[Extracted data entries]
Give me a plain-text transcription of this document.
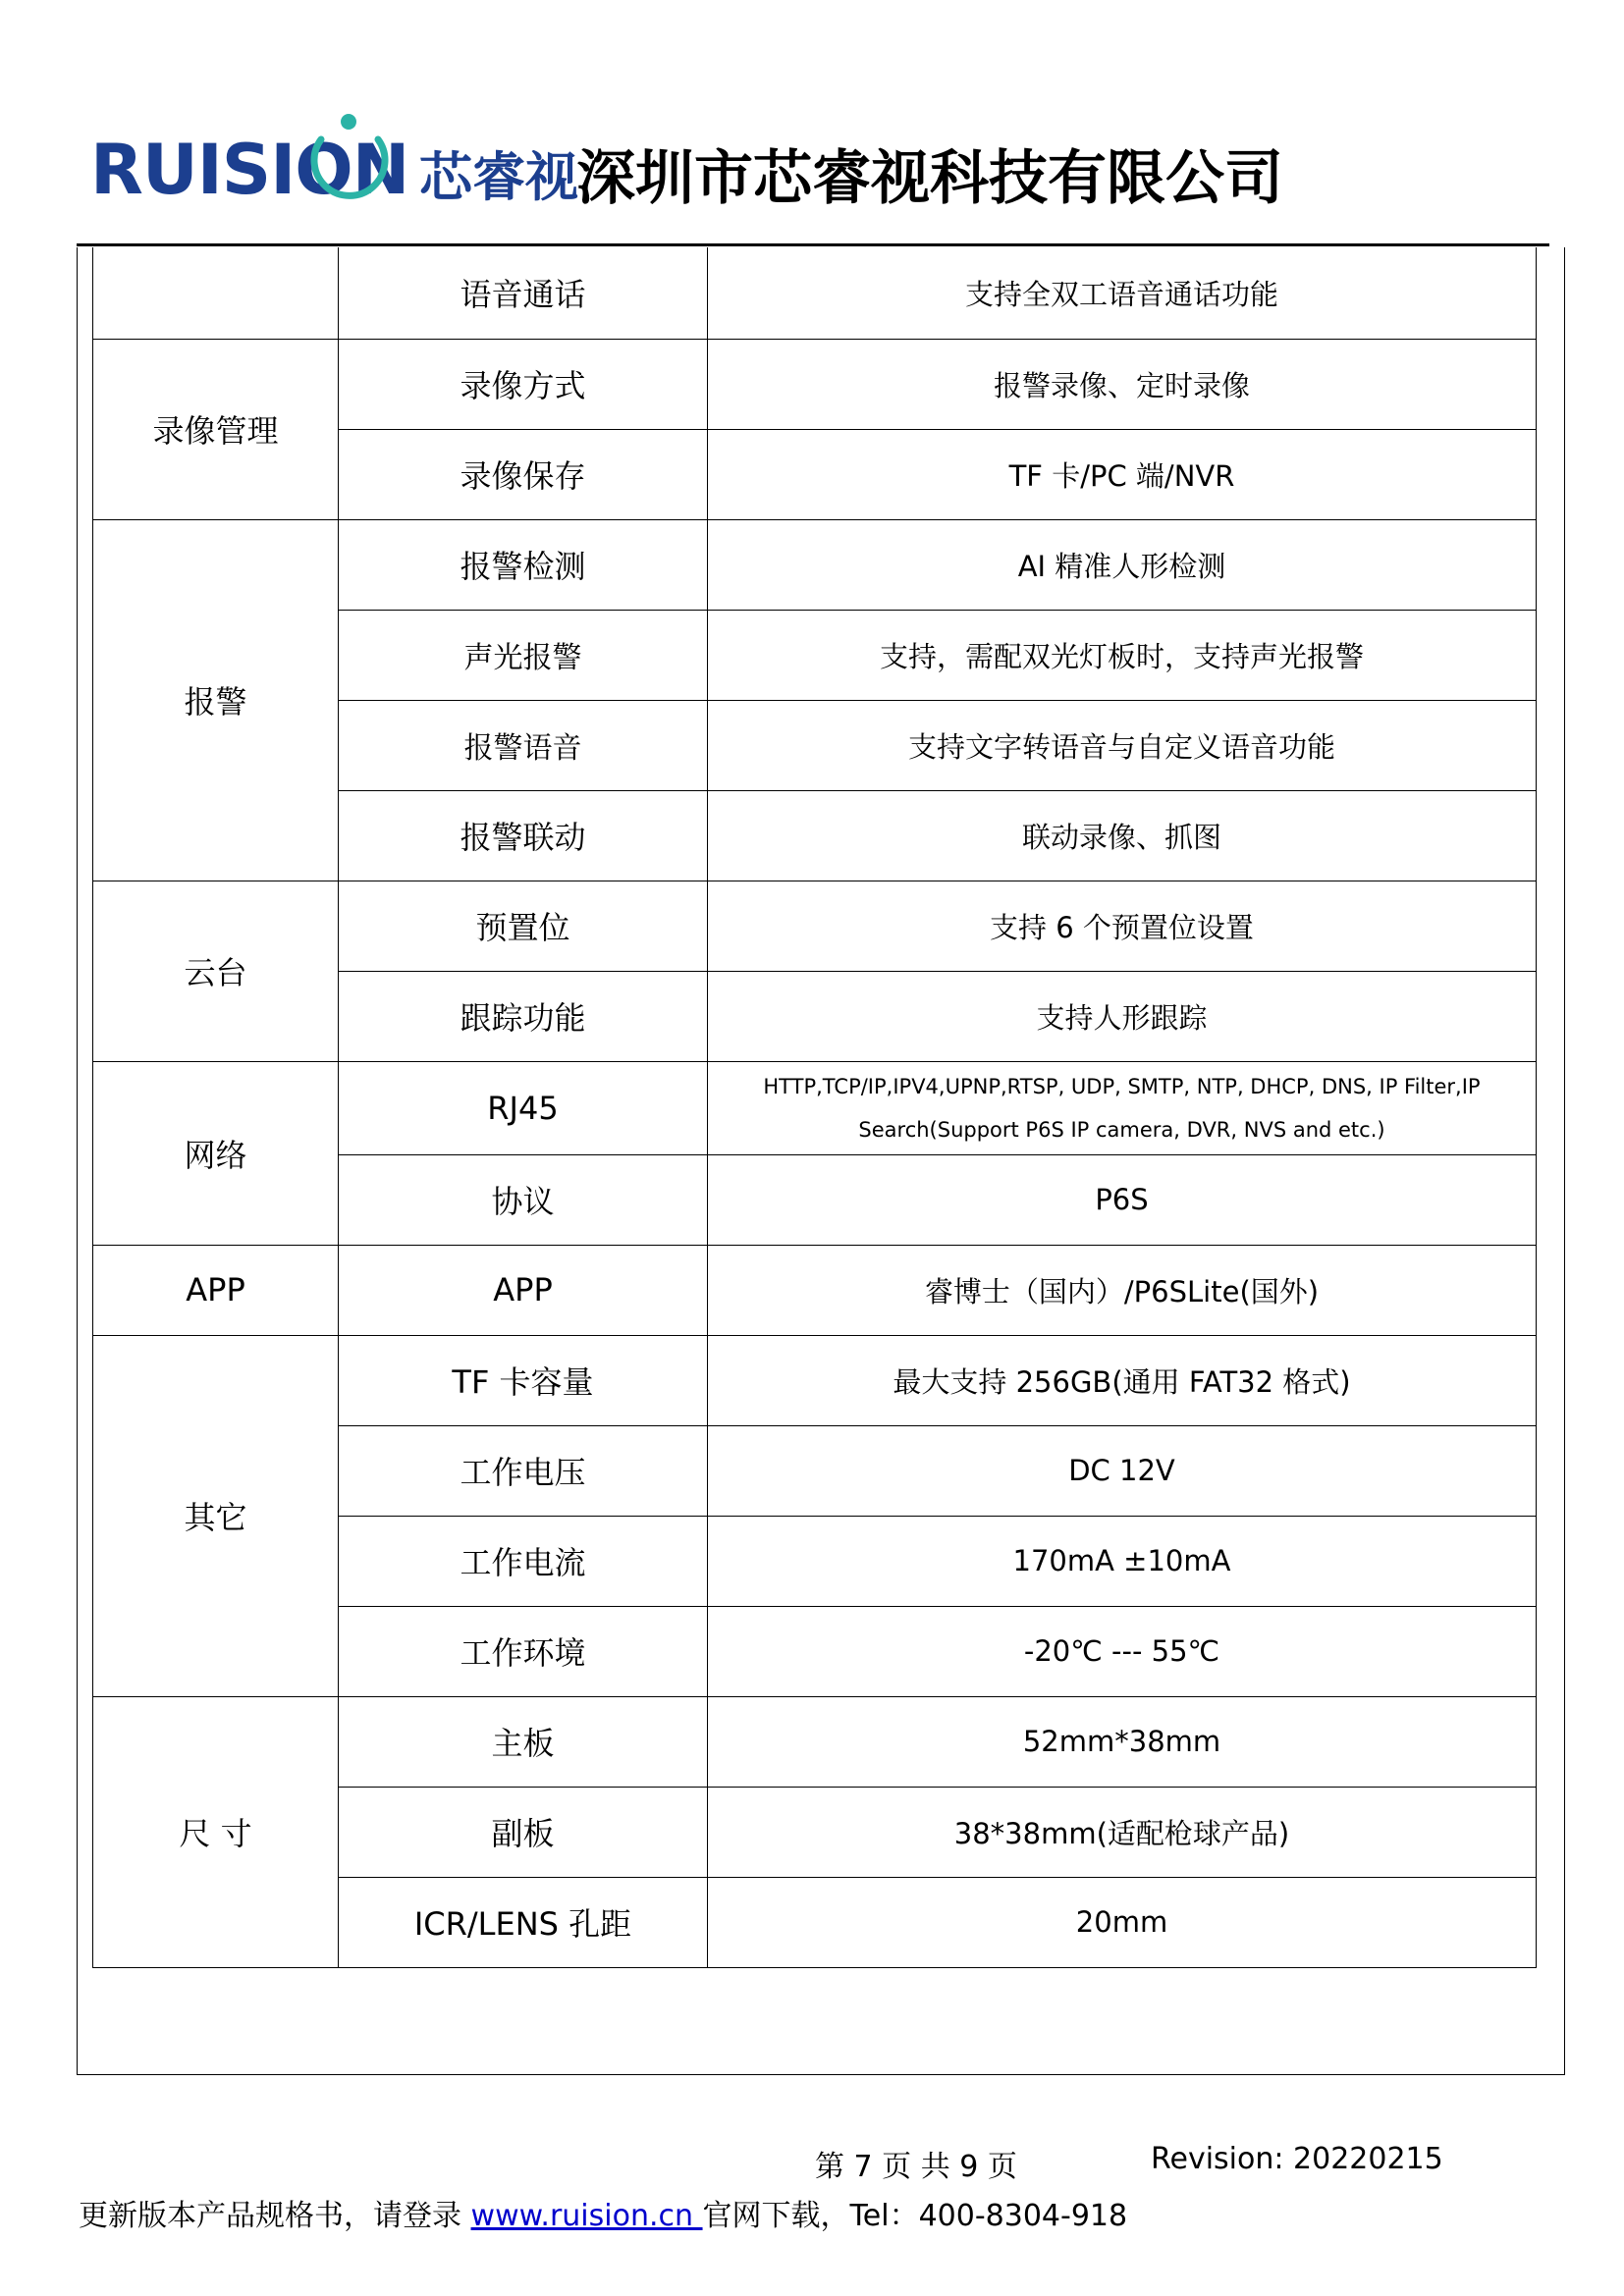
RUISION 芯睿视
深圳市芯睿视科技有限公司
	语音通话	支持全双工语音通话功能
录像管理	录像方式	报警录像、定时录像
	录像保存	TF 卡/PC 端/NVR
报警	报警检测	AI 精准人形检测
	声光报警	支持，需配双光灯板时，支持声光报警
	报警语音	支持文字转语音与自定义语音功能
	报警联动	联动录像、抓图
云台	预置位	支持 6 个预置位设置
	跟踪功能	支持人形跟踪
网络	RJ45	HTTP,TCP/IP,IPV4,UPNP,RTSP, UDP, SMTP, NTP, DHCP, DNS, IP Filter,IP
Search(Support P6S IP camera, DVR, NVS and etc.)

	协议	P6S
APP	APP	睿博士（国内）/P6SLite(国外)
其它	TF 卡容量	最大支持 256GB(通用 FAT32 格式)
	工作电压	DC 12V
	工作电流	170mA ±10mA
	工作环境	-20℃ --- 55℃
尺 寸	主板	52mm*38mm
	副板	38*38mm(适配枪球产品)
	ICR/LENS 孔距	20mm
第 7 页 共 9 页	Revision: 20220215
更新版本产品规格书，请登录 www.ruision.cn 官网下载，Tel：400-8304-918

## YOUR INSTRUCTIONS
Transcribe the listing in full and omit the pictures.

## FINISHED TASK
Give me a plain-text transcription of this document.
RUISION 芯睿视
深圳市芯睿视科技有限公司
	语音通话	支持全双工语音通话功能
录像管理	录像方式	报警录像、定时录像
	录像保存	TF 卡/PC 端/NVR
报警	报警检测	AI 精准人形检测
	声光报警	支持，需配双光灯板时，支持声光报警
	报警语音	支持文字转语音与自定义语音功能
	报警联动	联动录像、抓图
云台	预置位	支持 6 个预置位设置
	跟踪功能	支持人形跟踪
网络	RJ45	HTTP,TCP/IP,IPV4,UPNP,RTSP, UDP, SMTP, NTP, DHCP, DNS, IP Filter,IP
Search(Support P6S IP camera, DVR, NVS and etc.)

	协议	P6S
APP	APP	睿博士（国内）/P6SLite(国外)
其它	TF 卡容量	最大支持 256GB(通用 FAT32 格式)
	工作电压	DC 12V
	工作电流	170mA ±10mA
	工作环境	-20℃ --- 55℃
尺 寸	主板	52mm*38mm
	副板	38*38mm(适配枪球产品)
	ICR/LENS 孔距	20mm
第 7 页 共 9 页	Revision: 20220215
更新版本产品规格书，请登录 www.ruision.cn 官网下载，Tel：400-8304-918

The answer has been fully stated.